▸ What you need to do: Return a copy of every line in the records that includes the word "Projektas".

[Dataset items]

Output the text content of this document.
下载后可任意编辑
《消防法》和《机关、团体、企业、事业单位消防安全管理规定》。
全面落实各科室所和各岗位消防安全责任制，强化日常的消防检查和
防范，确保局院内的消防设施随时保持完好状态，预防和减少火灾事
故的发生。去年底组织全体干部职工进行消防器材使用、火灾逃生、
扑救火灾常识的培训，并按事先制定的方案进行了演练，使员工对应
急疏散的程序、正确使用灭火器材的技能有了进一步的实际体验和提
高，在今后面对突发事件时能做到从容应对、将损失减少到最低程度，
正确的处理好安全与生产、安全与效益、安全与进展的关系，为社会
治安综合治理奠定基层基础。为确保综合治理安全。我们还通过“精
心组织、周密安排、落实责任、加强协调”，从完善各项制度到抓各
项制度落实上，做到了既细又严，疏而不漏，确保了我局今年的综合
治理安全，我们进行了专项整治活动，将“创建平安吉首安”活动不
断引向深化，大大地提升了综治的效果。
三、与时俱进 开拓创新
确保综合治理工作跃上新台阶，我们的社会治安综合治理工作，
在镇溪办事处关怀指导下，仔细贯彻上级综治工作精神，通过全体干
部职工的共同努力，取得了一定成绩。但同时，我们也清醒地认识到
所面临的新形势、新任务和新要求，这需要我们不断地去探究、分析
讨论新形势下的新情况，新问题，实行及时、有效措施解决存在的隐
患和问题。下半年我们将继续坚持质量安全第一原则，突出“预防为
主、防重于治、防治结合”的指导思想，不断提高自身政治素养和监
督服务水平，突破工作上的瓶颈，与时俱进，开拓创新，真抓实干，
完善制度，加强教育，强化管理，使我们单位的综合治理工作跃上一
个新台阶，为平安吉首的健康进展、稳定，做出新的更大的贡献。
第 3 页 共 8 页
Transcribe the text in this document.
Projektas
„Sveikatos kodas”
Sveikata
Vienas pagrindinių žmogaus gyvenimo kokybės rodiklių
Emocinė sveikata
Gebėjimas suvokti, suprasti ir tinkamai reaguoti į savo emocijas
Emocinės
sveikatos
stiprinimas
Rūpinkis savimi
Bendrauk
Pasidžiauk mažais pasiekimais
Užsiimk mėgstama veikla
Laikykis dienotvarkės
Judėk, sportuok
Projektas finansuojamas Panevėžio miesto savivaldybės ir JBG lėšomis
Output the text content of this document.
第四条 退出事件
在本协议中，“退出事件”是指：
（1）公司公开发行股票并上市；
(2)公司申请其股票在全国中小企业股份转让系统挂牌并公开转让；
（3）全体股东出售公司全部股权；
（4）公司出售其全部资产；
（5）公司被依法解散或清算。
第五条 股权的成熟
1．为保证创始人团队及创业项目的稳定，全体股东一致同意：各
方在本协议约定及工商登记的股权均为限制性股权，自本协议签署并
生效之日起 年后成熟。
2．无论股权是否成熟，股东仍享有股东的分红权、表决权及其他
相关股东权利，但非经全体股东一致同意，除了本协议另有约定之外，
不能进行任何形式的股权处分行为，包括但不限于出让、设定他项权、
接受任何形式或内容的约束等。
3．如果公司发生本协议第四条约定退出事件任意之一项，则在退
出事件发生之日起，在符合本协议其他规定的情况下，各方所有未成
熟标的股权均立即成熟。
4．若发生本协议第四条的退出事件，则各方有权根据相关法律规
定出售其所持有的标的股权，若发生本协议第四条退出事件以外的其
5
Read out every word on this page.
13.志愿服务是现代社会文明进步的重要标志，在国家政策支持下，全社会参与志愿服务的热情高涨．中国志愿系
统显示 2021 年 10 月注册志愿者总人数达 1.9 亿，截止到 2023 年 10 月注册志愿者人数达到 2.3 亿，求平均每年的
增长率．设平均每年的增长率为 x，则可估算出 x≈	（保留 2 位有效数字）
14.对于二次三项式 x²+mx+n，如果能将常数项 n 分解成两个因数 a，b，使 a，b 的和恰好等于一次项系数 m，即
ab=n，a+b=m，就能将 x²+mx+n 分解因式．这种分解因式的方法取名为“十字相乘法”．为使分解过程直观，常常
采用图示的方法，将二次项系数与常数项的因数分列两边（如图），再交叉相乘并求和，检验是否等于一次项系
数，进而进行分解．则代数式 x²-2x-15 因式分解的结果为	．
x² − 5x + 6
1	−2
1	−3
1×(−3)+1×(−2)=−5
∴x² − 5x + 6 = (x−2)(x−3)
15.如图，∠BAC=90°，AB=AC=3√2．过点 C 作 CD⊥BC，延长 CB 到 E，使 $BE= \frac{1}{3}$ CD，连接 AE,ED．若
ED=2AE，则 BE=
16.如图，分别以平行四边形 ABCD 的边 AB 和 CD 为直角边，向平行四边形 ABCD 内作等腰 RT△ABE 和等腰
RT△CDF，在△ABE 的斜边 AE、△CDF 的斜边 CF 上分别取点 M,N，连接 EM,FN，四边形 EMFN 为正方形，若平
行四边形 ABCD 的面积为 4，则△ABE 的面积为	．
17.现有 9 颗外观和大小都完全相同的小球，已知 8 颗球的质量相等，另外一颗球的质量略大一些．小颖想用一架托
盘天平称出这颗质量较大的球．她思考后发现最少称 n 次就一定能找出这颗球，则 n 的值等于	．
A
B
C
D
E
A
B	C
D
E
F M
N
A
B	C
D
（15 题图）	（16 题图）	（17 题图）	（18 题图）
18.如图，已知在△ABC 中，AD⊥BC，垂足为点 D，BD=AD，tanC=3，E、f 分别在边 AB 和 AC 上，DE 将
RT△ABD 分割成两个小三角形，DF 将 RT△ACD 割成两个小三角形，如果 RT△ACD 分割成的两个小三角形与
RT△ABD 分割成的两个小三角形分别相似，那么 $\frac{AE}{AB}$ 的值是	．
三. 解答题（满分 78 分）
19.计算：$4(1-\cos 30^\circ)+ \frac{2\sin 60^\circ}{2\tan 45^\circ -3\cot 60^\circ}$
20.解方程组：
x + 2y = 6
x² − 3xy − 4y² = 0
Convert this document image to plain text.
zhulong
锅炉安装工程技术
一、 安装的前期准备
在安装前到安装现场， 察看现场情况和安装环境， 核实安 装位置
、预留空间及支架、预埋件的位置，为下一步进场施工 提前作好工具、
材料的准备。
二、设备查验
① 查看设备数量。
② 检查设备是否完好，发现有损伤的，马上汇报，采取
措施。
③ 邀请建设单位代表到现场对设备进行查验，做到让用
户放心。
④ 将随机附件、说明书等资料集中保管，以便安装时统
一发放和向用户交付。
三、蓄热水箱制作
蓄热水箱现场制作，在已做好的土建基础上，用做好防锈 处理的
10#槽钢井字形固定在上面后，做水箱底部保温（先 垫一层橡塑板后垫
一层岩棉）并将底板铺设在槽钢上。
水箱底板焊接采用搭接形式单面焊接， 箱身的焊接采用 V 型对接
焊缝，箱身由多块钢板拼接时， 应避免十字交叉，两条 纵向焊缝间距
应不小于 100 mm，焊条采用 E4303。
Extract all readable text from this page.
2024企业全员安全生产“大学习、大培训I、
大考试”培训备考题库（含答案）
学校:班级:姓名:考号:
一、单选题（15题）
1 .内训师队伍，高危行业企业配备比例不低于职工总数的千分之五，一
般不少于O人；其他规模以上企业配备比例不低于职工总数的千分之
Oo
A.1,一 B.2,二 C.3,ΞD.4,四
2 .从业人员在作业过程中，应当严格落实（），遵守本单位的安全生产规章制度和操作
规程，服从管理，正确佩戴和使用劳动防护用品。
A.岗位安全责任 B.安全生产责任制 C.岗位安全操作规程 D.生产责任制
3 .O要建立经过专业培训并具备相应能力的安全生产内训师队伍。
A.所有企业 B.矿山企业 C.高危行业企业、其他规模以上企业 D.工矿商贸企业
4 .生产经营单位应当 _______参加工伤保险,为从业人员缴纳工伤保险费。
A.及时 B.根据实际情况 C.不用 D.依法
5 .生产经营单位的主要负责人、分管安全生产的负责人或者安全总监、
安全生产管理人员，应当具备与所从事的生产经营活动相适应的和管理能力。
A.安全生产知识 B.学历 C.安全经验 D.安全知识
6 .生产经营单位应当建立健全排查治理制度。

▸ Written solution:
Projektas
Projektas finansuojamas Panevėžio miesto savivaldybės ir JBG lėšomis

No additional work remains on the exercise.